▸ DIRECTION
Search the data for the word "المنطقة" and copy every line where it occurs.

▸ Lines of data
((

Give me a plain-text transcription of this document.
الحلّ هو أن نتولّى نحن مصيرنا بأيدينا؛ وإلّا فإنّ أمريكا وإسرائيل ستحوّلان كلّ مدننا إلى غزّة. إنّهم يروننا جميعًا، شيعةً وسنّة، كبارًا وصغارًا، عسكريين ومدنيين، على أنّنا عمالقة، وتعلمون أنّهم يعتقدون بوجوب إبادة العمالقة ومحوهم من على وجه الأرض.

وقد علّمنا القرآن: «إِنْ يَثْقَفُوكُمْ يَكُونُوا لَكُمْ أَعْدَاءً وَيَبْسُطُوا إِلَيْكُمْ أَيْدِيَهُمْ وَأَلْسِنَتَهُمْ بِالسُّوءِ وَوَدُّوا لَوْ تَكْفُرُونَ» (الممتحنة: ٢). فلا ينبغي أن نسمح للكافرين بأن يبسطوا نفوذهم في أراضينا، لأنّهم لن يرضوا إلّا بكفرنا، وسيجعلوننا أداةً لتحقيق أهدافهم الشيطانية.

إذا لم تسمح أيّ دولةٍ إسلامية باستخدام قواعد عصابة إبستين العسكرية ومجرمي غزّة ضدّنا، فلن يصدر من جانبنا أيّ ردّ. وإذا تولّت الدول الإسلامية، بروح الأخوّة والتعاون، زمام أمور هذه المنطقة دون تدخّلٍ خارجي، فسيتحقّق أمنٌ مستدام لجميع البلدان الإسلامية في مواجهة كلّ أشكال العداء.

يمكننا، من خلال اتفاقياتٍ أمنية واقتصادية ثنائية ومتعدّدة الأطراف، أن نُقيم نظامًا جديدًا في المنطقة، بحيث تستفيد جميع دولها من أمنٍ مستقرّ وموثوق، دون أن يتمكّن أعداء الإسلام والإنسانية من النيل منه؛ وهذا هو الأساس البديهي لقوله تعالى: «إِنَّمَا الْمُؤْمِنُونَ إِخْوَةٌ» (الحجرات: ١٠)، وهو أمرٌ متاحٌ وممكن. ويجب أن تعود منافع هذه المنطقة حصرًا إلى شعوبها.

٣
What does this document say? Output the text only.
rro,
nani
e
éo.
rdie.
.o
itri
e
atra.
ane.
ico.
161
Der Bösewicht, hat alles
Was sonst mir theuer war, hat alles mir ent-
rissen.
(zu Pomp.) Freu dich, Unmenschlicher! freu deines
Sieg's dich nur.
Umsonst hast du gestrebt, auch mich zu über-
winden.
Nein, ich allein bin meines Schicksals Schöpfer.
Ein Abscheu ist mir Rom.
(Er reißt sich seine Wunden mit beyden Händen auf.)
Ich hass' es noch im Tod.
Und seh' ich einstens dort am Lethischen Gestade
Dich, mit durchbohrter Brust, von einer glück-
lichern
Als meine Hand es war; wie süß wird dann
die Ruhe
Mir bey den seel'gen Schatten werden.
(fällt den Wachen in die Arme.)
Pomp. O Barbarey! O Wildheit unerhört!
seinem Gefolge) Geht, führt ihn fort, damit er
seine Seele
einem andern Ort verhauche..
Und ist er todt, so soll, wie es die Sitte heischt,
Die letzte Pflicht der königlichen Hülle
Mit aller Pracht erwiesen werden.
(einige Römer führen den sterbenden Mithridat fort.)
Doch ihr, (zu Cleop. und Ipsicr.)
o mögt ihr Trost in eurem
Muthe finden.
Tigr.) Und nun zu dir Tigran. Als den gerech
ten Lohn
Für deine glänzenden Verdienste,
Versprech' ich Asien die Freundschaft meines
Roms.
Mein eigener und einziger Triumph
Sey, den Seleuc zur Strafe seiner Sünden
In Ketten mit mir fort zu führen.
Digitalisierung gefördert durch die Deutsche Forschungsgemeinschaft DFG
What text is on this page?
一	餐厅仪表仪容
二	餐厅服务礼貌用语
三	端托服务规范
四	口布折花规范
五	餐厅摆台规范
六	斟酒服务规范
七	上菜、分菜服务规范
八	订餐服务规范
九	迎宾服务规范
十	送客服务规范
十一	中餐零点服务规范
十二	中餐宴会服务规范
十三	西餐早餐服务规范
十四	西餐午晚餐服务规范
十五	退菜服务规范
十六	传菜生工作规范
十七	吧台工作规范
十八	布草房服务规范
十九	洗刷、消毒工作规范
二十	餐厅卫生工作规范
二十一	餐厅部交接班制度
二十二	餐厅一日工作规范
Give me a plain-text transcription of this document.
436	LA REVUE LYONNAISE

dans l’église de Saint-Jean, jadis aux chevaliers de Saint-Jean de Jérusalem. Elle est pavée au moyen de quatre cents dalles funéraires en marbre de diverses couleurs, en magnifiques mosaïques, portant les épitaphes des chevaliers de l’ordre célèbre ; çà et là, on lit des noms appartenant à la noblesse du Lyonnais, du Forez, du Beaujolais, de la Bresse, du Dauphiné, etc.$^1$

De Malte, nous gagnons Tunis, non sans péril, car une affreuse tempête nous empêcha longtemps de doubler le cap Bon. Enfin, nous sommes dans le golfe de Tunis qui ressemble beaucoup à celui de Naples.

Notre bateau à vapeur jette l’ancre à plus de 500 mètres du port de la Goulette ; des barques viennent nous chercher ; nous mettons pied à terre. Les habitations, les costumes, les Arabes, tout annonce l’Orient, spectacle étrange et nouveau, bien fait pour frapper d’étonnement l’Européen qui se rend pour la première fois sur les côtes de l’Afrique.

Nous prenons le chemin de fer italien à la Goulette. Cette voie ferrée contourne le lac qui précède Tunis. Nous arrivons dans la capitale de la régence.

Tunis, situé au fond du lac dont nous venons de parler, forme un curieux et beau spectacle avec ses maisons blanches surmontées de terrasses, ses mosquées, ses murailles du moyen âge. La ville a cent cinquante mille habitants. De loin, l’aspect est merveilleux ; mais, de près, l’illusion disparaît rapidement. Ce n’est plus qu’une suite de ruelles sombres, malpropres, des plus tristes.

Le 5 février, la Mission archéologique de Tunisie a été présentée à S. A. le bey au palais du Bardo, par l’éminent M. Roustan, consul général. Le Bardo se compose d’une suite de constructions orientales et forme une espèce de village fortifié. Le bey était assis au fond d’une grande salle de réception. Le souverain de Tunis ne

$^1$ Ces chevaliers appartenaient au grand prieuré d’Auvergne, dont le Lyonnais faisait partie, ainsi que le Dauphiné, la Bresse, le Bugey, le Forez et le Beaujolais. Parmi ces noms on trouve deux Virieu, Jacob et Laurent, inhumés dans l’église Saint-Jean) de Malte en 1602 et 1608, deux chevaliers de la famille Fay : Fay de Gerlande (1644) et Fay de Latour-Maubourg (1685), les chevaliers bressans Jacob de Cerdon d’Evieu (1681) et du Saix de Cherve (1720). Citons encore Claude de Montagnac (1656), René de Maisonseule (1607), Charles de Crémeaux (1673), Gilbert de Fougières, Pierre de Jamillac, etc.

))

▸ RESULT FOR THIS EXERCISE
إذا لم تسمح أيّ دولةٍ إسلامية باستخدام قواعد عصابة إبستين العسكرية ومجرمي غزّة ضدّنا، فلن يصدر من جانبنا أيّ ردّ. وإذا تولّت الدول الإسلامية، بروح الأخوّة والتعاون، زمام أمور هذه المنطقة دون تدخّلٍ خارجي، فسيتحقّق أمنٌ مستدام لجميع البلدان الإسلامية في مواجهة كلّ أشكال العداء.
يمكننا، من خلال اتفاقياتٍ أمنية واقتصادية ثنائية ومتعدّدة الأطراف، أن نُقيم نظامًا جديدًا في المنطقة، بحيث تستفيد جميع دولها من أمنٍ مستقرّ وموثوق، دون أن يتمكّن أعداء الإسلام والإنسانية من النيل منه؛ وهذا هو الأساس البديهي لقوله تعالى: «إِنَّمَا الْمُؤْمِنُونَ إِخْوَةٌ» (الحجرات: ١٠)، وهو أمرٌ متاحٌ وممكن. ويجب أن تعود منافع هذه المنطقة حصرًا إلى شعوبها.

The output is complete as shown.